**STATED GOAL:** Retype every entry exactly, character for character.

━━ EXERCISE INPUT ━━

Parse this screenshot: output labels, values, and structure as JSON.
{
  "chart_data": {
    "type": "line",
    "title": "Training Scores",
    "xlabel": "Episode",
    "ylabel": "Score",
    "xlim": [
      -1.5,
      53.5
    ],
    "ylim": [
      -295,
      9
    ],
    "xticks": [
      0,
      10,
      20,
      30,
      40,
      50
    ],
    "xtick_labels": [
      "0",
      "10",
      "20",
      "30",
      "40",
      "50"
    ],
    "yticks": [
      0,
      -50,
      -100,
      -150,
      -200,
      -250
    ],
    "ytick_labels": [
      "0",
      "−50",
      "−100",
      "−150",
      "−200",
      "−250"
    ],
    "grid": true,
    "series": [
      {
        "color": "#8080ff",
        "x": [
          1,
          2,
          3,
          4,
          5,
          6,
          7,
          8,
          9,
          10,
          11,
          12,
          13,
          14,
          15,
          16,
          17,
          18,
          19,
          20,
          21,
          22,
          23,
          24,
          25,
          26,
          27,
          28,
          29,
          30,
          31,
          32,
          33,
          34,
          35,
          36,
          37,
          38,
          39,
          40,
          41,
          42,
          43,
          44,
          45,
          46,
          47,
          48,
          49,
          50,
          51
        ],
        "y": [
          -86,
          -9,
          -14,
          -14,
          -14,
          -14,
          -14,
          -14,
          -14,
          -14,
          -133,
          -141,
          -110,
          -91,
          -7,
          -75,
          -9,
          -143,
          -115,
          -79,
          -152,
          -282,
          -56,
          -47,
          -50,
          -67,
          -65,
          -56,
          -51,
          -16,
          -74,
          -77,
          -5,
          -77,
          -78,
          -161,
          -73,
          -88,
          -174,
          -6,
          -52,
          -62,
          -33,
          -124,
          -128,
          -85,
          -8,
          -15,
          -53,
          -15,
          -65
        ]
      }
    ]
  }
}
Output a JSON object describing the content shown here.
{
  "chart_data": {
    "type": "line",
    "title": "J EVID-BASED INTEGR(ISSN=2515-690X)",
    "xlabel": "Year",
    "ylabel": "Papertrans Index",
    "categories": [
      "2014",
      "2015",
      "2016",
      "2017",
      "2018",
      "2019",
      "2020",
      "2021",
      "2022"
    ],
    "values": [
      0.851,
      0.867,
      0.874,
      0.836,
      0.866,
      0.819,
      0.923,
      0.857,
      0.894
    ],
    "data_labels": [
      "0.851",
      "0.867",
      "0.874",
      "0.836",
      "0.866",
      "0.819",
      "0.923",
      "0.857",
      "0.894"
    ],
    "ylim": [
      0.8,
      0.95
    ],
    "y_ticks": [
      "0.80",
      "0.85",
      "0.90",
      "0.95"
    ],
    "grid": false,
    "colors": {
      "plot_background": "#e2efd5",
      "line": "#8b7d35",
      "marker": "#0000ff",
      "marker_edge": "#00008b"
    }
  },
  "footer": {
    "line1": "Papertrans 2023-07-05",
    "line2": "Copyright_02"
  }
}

━━━

**EXERCISE OUTPUT:**
Parse this screenshot: output labels, values, and structure as JSON.
{
  "chart_data": {
    "type": "line",
    "title": "Training Scores",
    "xlabel": "Episode",
    "ylabel": "Score",
    "xlim": [
      -1.5,
      53.5
    ],
    "ylim": [
      -295,
      9
    ],
    "xticks": [
      0,
      10,
      20,
      30,
      40,
      50
    ],
    "xtick_labels": [
      "0",
      "10",
      "20",
      "30",
      "40",
      "50"
    ],
    "yticks": [
      0,
      -50,
      -100,
      -150,
      -200,
      -250
    ],
    "ytick_labels": [
      "0",
      "−50",
      "−100",
      "−150",
      "−200",
      "−250"
    ],
    "grid": true,
    "series": [
      {
        "color": "#8080ff",
        "x": [
          1,
          2,
          3,
          4,
          5,
          6,
          7,
          8,
          9,
          10,
          11,
          12,
          13,
          14,
          15,
          16,
          17,
          18,
          19,
          20,
          21,
          22,
          23,
          24,
          25,
          26,
          27,
          28,
          29,
          30,
          31,
          32,
          33,
          34,
          35,
          36,
          37,
          38,
          39,
          40,
          41,
          42,
          43,
          44,
          45,
          46,
          47,
          48,
          49,
          50,
          51
        ],
        "y": [
          -86,
          -9,
          -14,
          -14,
          -14,
          -14,
          -14,
          -14,
          -14,
          -14,
          -133,
          -141,
          -110,
          -91,
          -7,
          -75,
          -9,
          -143,
          -115,
          -79,
          -152,
          -282,
          -56,
          -47,
          -50,
          -67,
          -65,
          -56,
          -51,
          -16,
          -74,
          -77,
          -5,
          -77,
          -78,
          -161,
          -73,
          -88,
          -174,
          -6,
          -52,
          -62,
          -33,
          -124,
          -128,
          -85,
          -8,
          -15,
          -53,
          -15,
          -65
        ]
      }
    ]
  }
}
Output a JSON object describing the content shown here.
{
  "chart_data": {
    "type": "line",
    "title": "J EVID-BASED INTEGR(ISSN=2515-690X)",
    "xlabel": "Year",
    "ylabel": "Papertrans Index",
    "categories": [
      "2014",
      "2015",
      "2016",
      "2017",
      "2018",
      "2019",
      "2020",
      "2021",
      "2022"
    ],
    "values": [
      0.851,
      0.867,
      0.874,
      0.836,
      0.866,
      0.819,
      0.923,
      0.857,
      0.894
    ],
    "data_labels": [
      "0.851",
      "0.867",
      "0.874",
      "0.836",
      "0.866",
      "0.819",
      "0.923",
      "0.857",
      "0.894"
    ],
    "ylim": [
      0.8,
      0.95
    ],
    "y_ticks": [
      "0.80",
      "0.85",
      "0.90",
      "0.95"
    ],
    "grid": false,
    "colors": {
      "plot_background": "#e2efd5",
      "line": "#8b7d35",
      "marker": "#0000ff",
      "marker_edge": "#00008b"
    }
  },
  "footer": {
    "line1": "Papertrans 2023-07-05",
    "line2": "Copyright_02"
  }
}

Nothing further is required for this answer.